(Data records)
####################

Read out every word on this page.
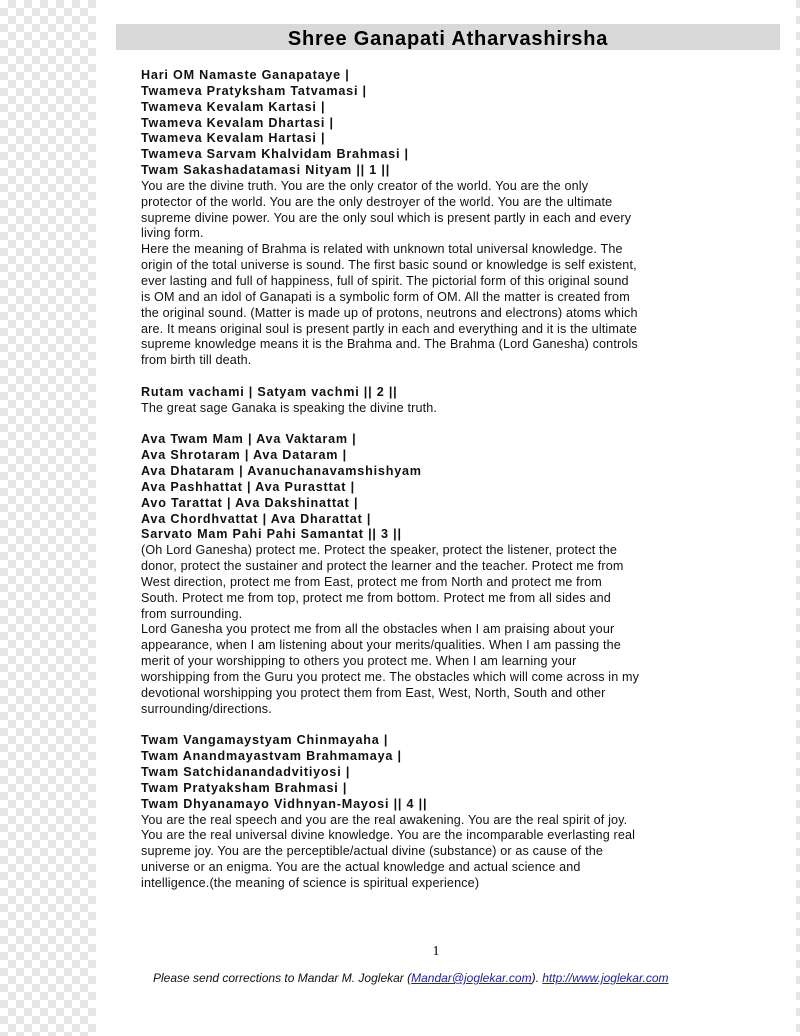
Shree Ganapati Atharvashirsha
Hari OM Namaste Ganapataye |
Twameva Pratyksham Tatvamasi |
Twameva Kevalam Kartasi |
Twameva Kevalam Dhartasi |
Twameva Kevalam Hartasi |
Twameva Sarvam Khalvidam Brahmasi |
Twam Sakashadatamasi Nityam || 1 ||
You are the divine truth. You are the only creator of the world. You are the only
protector of the world. You are the only destroyer of the world. You are the ultimate
supreme divine power. You are the only soul which is present partly in each and every
living form.
Here the meaning of Brahma is related with unknown total universal knowledge. The
origin of the total universe is sound. The first basic sound or knowledge is self existent,
ever lasting and full of happiness, full of spirit. The pictorial form of this original sound
is OM and an idol of Ganapati is a symbolic form of OM. All the matter is created from
the original sound. (Matter is made up of protons, neutrons and electrons) atoms which
are. It means original soul is present partly in each and everything and it is the ultimate
supreme knowledge means it is the Brahma and. The Brahma (Lord Ganesha) controls
from birth till death.
Rutam vachami | Satyam vachmi || 2 ||
The great sage Ganaka is speaking the divine truth.
Ava Twam Mam | Ava Vaktaram |
Ava Shrotaram | Ava Dataram |
Ava Dhataram | Avanuchanavamshishyam
Ava Pashhattat | Ava Purasttat |
Avo Tarattat | Ava Dakshinattat |
Ava Chordhvattat | Ava Dharattat |
Sarvato Mam Pahi Pahi Samantat || 3 ||
(Oh Lord Ganesha) protect me. Protect the speaker, protect the listener, protect the
donor, protect the sustainer and protect the learner and the teacher. Protect me from
West direction, protect me from East, protect me from North and protect me from
South. Protect me from top, protect me from bottom. Protect me from all sides and
from surrounding.
Lord Ganesha you protect me from all the obstacles when I am praising about your
appearance, when I am listening about your merits/qualities. When I am passing the
merit of your worshipping to others you protect me. When I am learning your
worshipping from the Guru you protect me. The obstacles which will come across in my
devotional worshipping you protect them from East, West, North, South and other
surrounding/directions.
Twam Vangamaystyam Chinmayaha |
Twam Anandmayastvam Brahmamaya |
Twam Satchidanandadvitiyosi |
Twam Pratyaksham Brahmasi |
Twam Dhyanamayo Vidhnyan-Mayosi || 4 ||
You are the real speech and you are the real awakening. You are the real spirit of joy.
You are the real universal divine knowledge. You are the incomparable everlasting real
supreme joy. You are the perceptible/actual divine (substance) or as cause of the
universe or an enigma. You are the actual knowledge and actual science and
intelligence.(the meaning of science is spiritual experience)
1
Please send corrections to Mandar M. Joglekar (Mandar@joglekar.com). http://www.joglekar.com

####################

▸ **WHAT TO DO**
Without the pictures, reproduce every line of the records above exactly.

▸ **OUTPUT FOR THIS TASK**
Read out every word on this page.
Shree Ganapati Atharvashirsha
Hari OM Namaste Ganapataye |
Twameva Pratyksham Tatvamasi |
Twameva Kevalam Kartasi |
Twameva Kevalam Dhartasi |
Twameva Kevalam Hartasi |
Twameva Sarvam Khalvidam Brahmasi |
Twam Sakashadatamasi Nityam || 1 ||
You are the divine truth. You are the only creator of the world. You are the only
protector of the world. You are the only destroyer of the world. You are the ultimate
supreme divine power. You are the only soul which is present partly in each and every
living form.
Here the meaning of Brahma is related with unknown total universal knowledge. The
origin of the total universe is sound. The first basic sound or knowledge is self existent,
ever lasting and full of happiness, full of spirit. The pictorial form of this original sound
is OM and an idol of Ganapati is a symbolic form of OM. All the matter is created from
the original sound. (Matter is made up of protons, neutrons and electrons) atoms which
are. It means original soul is present partly in each and everything and it is the ultimate
supreme knowledge means it is the Brahma and. The Brahma (Lord Ganesha) controls
from birth till death.
Rutam vachami | Satyam vachmi || 2 ||
The great sage Ganaka is speaking the divine truth.
Ava Twam Mam | Ava Vaktaram |
Ava Shrotaram | Ava Dataram |
Ava Dhataram | Avanuchanavamshishyam
Ava Pashhattat | Ava Purasttat |
Avo Tarattat | Ava Dakshinattat |
Ava Chordhvattat | Ava Dharattat |
Sarvato Mam Pahi Pahi Samantat || 3 ||
(Oh Lord Ganesha) protect me. Protect the speaker, protect the listener, protect the
donor, protect the sustainer and protect the learner and the teacher. Protect me from
West direction, protect me from East, protect me from North and protect me from
South. Protect me from top, protect me from bottom. Protect me from all sides and
from surrounding.
Lord Ganesha you protect me from all the obstacles when I am praising about your
appearance, when I am listening about your merits/qualities. When I am passing the
merit of your worshipping to others you protect me. When I am learning your
worshipping from the Guru you protect me. The obstacles which will come across in my
devotional worshipping you protect them from East, West, North, South and other
surrounding/directions.
Twam Vangamaystyam Chinmayaha |
Twam Anandmayastvam Brahmamaya |
Twam Satchidanandadvitiyosi |
Twam Pratyaksham Brahmasi |
Twam Dhyanamayo Vidhnyan-Mayosi || 4 ||
You are the real speech and you are the real awakening. You are the real spirit of joy.
You are the real universal divine knowledge. You are the incomparable everlasting real
supreme joy. You are the perceptible/actual divine (substance) or as cause of the
universe or an enigma. You are the actual knowledge and actual science and
intelligence.(the meaning of science is spiritual experience)
1
Please send corrections to Mandar M. Joglekar (Mandar@joglekar.com). http://www.joglekar.com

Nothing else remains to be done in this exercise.